■ Exercise directions
Scan the entries below and report only how many lines contain "pass".

■ Dataset
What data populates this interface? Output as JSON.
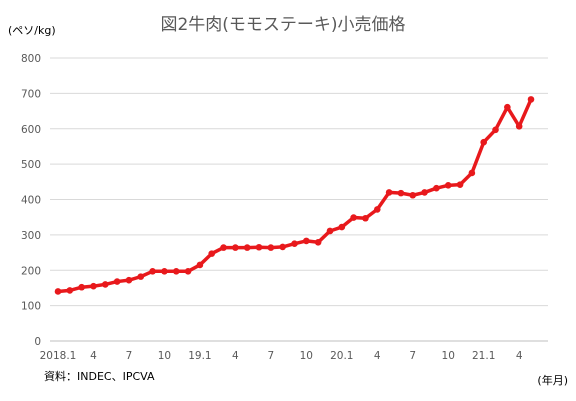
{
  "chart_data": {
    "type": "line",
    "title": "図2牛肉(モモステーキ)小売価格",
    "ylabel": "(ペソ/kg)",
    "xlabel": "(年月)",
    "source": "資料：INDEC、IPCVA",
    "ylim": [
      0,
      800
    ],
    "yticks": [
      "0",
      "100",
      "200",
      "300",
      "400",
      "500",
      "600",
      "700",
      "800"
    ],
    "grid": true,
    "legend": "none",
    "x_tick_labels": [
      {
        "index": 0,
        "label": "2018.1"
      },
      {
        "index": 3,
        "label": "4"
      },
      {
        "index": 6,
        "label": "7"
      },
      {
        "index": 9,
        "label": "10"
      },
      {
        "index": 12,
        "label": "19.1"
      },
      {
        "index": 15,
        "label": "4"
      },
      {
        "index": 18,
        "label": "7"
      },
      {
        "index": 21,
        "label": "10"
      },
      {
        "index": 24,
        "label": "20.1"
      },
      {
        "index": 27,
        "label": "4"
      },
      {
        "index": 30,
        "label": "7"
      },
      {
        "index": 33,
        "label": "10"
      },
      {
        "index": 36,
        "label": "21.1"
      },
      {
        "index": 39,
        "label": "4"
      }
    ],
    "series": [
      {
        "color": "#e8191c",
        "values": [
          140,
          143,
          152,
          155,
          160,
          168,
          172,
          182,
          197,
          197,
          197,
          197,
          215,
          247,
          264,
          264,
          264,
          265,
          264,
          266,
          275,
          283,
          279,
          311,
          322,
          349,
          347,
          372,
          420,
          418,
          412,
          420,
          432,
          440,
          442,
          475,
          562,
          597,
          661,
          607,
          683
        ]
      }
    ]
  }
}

--

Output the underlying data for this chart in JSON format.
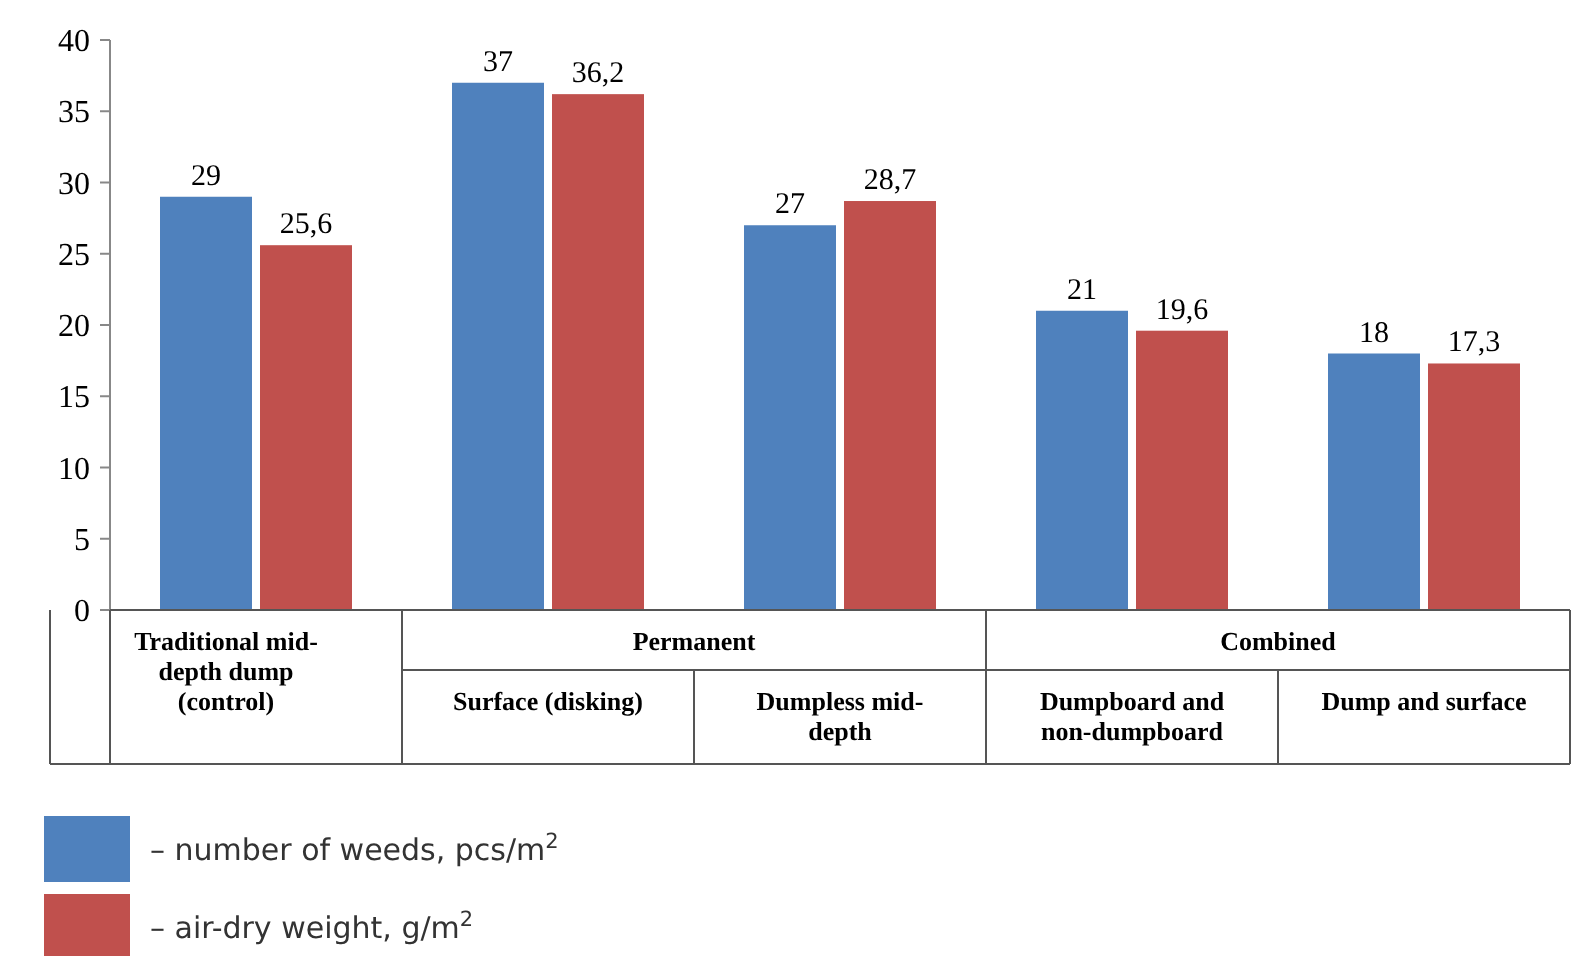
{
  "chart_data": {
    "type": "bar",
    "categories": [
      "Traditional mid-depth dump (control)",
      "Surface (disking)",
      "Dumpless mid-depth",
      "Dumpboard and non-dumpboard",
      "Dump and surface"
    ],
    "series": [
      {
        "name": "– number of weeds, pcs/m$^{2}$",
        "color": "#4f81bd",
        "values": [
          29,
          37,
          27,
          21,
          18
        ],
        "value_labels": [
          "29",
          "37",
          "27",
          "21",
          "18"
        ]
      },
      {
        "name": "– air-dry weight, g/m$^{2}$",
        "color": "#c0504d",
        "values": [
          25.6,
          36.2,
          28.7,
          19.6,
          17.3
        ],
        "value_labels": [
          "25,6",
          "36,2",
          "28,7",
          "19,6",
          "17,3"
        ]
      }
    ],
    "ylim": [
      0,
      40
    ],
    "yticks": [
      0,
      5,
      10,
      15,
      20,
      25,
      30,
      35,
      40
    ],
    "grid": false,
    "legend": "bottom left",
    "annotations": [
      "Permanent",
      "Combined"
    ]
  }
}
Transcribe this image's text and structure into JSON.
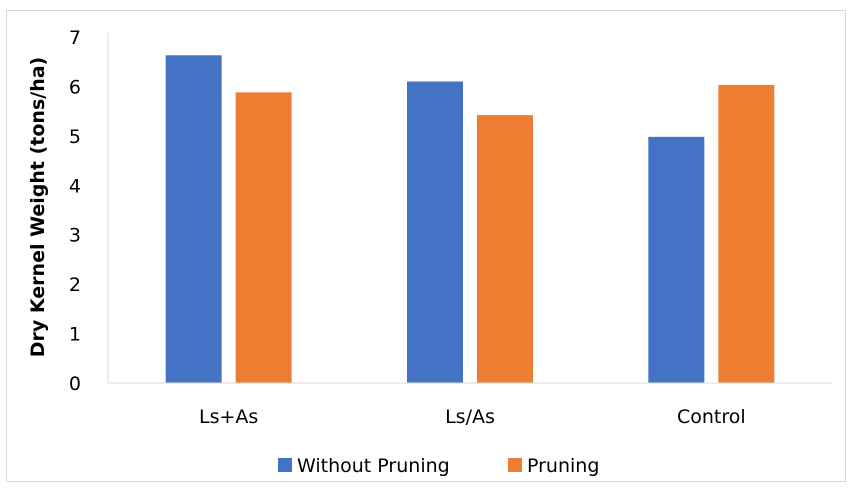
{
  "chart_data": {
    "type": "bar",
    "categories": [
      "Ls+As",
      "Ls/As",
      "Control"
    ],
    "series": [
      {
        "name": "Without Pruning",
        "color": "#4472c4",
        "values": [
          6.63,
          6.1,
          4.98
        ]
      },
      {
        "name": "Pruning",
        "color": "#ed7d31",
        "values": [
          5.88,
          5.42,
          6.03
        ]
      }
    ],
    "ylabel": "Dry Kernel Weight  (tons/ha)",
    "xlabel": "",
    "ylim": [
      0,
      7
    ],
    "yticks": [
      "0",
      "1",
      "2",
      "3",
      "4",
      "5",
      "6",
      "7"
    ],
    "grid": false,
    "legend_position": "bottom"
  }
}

==

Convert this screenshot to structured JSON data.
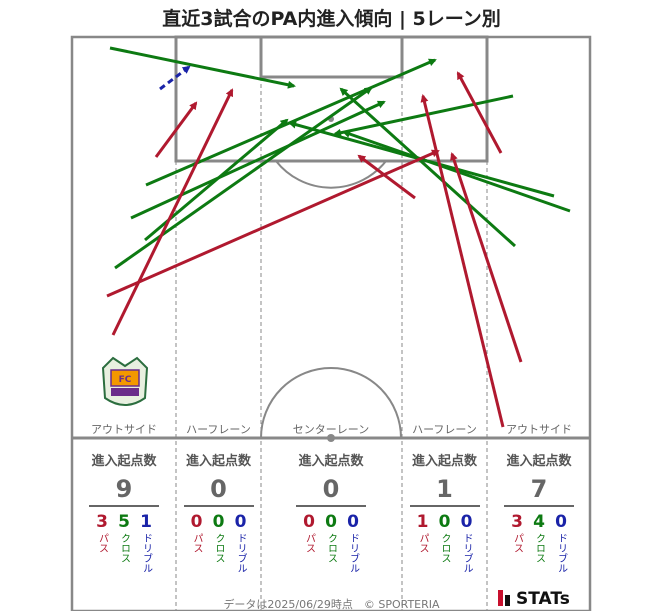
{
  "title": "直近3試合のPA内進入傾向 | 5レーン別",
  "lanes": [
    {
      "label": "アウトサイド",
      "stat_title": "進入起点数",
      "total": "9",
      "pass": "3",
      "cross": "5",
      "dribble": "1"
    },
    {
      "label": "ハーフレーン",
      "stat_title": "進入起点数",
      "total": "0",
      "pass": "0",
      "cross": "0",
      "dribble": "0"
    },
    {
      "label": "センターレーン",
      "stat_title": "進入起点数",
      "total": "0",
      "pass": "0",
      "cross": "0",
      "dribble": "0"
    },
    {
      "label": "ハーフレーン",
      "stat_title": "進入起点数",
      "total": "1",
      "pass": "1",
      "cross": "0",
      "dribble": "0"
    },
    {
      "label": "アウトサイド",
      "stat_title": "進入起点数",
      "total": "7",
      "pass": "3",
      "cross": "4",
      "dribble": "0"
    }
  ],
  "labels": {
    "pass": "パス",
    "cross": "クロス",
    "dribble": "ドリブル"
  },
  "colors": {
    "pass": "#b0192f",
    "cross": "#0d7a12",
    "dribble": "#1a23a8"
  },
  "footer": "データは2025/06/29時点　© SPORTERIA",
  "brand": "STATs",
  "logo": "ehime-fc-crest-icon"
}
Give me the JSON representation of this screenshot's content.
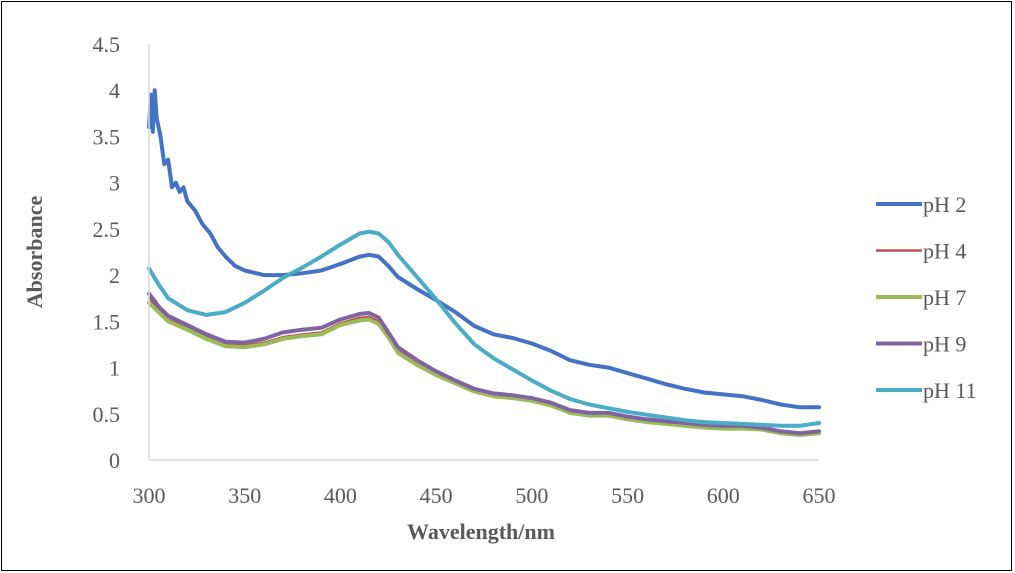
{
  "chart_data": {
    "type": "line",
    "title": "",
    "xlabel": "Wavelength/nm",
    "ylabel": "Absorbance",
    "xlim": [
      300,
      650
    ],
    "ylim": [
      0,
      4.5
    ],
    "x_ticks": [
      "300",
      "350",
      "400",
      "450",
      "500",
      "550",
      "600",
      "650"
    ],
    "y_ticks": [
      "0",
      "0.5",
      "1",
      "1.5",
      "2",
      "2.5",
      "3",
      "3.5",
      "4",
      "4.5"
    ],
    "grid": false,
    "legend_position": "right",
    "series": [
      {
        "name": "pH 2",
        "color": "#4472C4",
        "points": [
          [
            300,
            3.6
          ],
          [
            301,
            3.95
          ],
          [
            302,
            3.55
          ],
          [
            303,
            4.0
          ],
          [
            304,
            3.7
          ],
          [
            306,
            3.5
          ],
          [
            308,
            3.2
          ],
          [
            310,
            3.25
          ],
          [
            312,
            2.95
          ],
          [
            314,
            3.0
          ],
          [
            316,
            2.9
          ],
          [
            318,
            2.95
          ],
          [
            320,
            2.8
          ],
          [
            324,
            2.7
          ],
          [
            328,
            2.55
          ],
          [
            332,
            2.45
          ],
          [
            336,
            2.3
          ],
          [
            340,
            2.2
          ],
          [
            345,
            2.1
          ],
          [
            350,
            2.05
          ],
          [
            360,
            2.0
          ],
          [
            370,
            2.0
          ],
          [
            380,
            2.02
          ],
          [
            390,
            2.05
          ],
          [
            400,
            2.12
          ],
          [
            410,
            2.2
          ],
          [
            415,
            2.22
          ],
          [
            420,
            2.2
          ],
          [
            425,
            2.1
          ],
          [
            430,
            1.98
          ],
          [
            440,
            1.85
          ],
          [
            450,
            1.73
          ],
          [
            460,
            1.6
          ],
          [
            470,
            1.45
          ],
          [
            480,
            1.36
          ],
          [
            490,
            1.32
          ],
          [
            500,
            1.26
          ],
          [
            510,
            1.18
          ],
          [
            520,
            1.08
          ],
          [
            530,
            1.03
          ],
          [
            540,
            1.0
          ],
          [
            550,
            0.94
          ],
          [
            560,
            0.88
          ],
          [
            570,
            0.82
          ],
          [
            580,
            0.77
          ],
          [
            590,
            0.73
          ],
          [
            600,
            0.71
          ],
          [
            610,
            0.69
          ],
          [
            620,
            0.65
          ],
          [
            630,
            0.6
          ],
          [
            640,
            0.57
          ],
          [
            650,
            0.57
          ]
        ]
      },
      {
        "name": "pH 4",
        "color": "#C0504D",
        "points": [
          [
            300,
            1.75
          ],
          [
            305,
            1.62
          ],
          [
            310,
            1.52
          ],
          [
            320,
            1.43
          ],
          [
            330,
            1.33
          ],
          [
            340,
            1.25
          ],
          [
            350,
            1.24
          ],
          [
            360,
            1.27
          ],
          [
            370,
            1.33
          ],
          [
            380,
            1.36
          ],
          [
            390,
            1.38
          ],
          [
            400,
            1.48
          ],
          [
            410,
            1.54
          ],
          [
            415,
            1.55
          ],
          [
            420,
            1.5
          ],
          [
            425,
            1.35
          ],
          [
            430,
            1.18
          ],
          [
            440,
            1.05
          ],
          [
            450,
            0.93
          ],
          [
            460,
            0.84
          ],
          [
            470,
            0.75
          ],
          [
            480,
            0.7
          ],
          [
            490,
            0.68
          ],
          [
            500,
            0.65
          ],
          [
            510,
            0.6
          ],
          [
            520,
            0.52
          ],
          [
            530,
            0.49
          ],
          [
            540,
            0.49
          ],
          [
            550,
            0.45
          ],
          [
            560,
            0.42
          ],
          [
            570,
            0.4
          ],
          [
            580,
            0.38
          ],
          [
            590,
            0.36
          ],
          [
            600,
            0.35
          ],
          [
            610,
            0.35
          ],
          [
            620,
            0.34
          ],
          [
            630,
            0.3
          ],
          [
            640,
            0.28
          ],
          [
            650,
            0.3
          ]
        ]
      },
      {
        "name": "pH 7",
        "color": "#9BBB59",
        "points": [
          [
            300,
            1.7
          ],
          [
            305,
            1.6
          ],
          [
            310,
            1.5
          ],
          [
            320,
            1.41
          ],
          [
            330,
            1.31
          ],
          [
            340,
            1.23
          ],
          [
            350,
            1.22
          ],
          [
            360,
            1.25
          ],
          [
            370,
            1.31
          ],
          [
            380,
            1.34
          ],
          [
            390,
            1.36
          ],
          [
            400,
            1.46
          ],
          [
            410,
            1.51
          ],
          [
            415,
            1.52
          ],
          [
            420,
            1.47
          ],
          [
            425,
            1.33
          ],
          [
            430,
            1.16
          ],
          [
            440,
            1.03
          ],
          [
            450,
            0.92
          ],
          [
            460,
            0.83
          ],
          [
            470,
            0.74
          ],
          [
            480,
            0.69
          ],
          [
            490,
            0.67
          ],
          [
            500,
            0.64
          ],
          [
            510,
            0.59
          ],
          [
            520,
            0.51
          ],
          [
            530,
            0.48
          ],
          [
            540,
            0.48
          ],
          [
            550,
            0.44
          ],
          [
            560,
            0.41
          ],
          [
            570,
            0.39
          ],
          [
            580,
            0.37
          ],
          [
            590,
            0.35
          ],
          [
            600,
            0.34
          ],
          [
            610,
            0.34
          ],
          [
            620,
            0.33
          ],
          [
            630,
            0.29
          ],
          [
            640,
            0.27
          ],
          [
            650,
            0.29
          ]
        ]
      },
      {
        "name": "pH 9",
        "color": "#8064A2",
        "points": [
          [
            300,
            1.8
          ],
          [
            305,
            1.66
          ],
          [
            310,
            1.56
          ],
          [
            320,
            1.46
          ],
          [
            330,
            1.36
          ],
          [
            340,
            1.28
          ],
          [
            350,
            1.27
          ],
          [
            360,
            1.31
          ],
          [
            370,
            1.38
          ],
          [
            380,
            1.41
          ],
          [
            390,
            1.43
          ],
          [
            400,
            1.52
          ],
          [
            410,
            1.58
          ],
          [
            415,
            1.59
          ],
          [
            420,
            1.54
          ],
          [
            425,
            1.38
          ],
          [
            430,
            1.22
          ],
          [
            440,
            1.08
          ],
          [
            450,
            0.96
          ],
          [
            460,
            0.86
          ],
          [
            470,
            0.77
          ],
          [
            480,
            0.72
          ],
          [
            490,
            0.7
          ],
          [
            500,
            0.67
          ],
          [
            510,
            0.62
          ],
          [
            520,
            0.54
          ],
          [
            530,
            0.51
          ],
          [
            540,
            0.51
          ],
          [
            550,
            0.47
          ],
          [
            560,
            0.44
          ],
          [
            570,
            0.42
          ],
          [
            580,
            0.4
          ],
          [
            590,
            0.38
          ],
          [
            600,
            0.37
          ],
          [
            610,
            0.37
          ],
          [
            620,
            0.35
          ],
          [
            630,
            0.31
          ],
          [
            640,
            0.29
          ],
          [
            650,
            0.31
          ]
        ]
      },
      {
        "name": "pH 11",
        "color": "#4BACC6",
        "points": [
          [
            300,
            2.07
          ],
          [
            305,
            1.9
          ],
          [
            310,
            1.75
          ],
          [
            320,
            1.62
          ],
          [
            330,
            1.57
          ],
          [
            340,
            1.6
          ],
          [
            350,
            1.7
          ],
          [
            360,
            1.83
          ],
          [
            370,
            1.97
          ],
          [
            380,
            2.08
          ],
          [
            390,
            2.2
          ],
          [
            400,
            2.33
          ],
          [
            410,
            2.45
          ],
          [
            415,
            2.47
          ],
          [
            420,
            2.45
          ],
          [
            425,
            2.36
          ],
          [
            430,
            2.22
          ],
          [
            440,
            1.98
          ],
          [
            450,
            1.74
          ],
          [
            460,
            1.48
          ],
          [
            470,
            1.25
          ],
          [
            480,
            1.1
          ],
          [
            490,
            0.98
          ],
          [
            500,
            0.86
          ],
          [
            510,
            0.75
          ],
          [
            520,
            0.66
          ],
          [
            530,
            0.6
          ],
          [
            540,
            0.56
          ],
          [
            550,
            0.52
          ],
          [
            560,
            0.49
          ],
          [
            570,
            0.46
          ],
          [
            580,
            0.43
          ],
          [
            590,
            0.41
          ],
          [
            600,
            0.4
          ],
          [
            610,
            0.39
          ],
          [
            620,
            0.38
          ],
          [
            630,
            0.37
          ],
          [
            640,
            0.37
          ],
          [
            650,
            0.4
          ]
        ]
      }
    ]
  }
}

■ The answer
7